Given problem: Restate the full listing word for word and leave the pictures out.

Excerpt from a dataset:
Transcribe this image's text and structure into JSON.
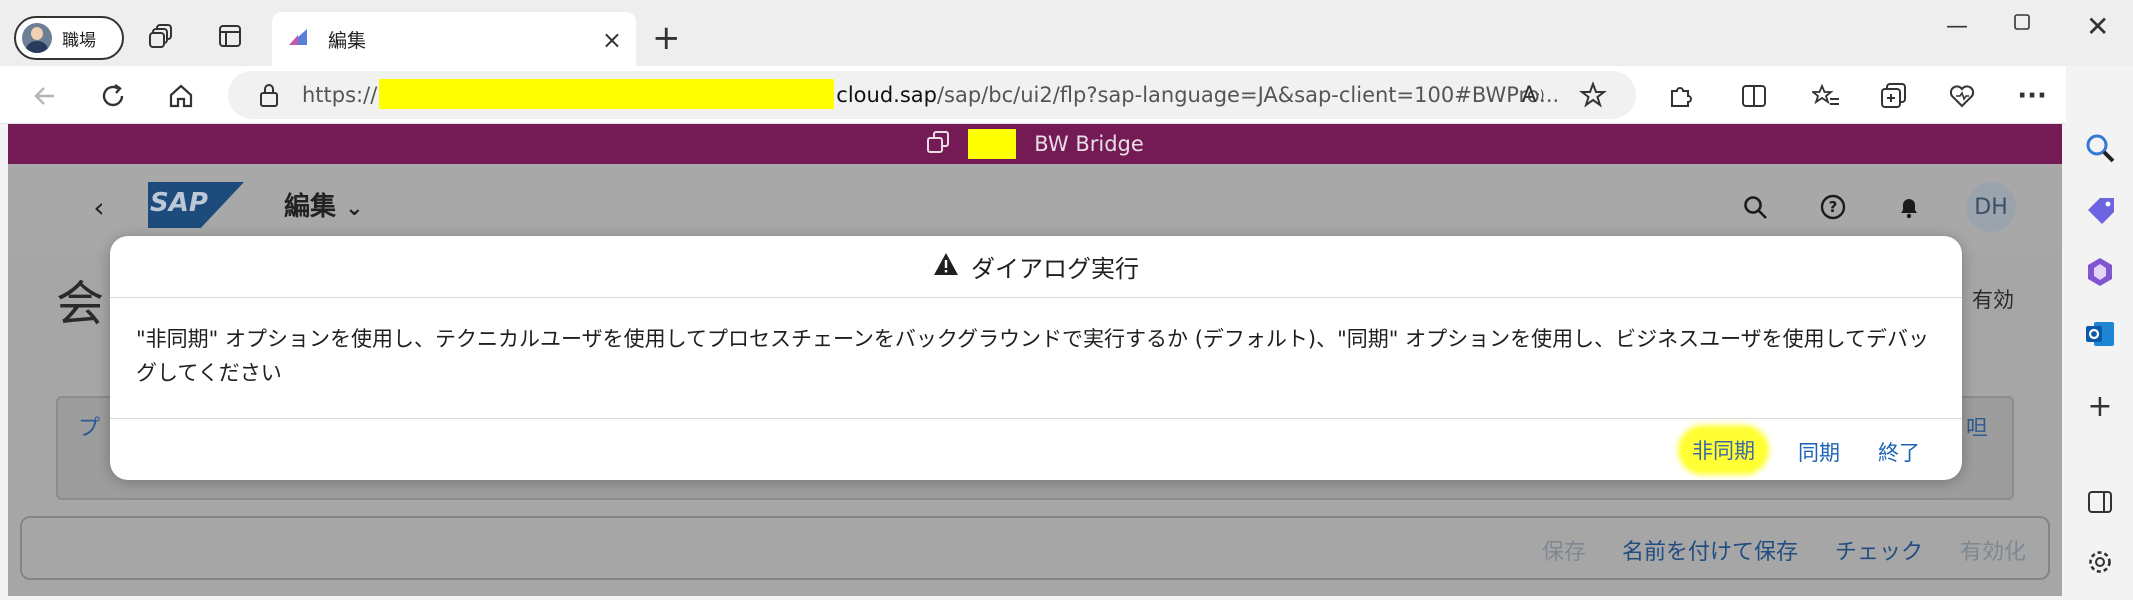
{
  "browser": {
    "profile_label": "職場",
    "tab_title": "編集",
    "url_prefix": "https://",
    "url_domain": "cloud.sap",
    "url_rest": "/sap/bc/ui2/flp?sap-language=JA&sap-client=100#BWPro..."
  },
  "page": {
    "banner_text": "BW Bridge",
    "shell_title": "編集",
    "user_initials": "DH",
    "obj_title_partial": "会",
    "obj_status_partial": "有効",
    "card_tab_left_partial": "プ",
    "card_tab_right_partial": "呾"
  },
  "footer": {
    "save": "保存",
    "save_as": "名前を付けて保存",
    "check": "チェック",
    "activate": "有効化"
  },
  "dialog": {
    "title": "ダイアログ実行",
    "message": "\"非同期\" オプションを使用し、テクニカルユーザを使用してプロセスチェーンをバックグラウンドで実行するか (デフォルト)、\"同期\" オプションを使用し、ビジネスユーザを使用してデバッグしてください",
    "btn_async": "非同期",
    "btn_sync": "同期",
    "btn_close": "終了"
  },
  "colors": {
    "banner": "#741b56",
    "highlight": "#ffff00",
    "link": "#1d63b4"
  }
}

Exercise response:
Transcribe this image's text and structure into JSON.
{
  "browser": {
    "profile_label": "職場",
    "tab_title": "編集",
    "url_prefix": "https://",
    "url_domain": "cloud.sap",
    "url_rest": "/sap/bc/ui2/flp?sap-language=JA&sap-client=100#BWPro..."
  },
  "page": {
    "banner_text": "BW Bridge",
    "shell_title": "編集",
    "user_initials": "DH",
    "obj_title_partial": "会",
    "obj_status_partial": "有効",
    "card_tab_left_partial": "プ",
    "card_tab_right_partial": "呾"
  },
  "footer": {
    "save": "保存",
    "save_as": "名前を付けて保存",
    "check": "チェック",
    "activate": "有効化"
  },
  "dialog": {
    "title": "ダイアログ実行",
    "message": "\"非同期\" オプションを使用し、テクニカルユーザを使用してプロセスチェーンをバックグラウンドで実行するか (デフォルト)、\"同期\" オプションを使用し、ビジネスユーザを使用してデバッグしてください",
    "btn_async": "非同期",
    "btn_sync": "同期",
    "btn_close": "終了"
  },
  "colors": {
    "banner": "#741b56",
    "highlight": "#ffff00",
    "link": "#1d63b4"
  }
}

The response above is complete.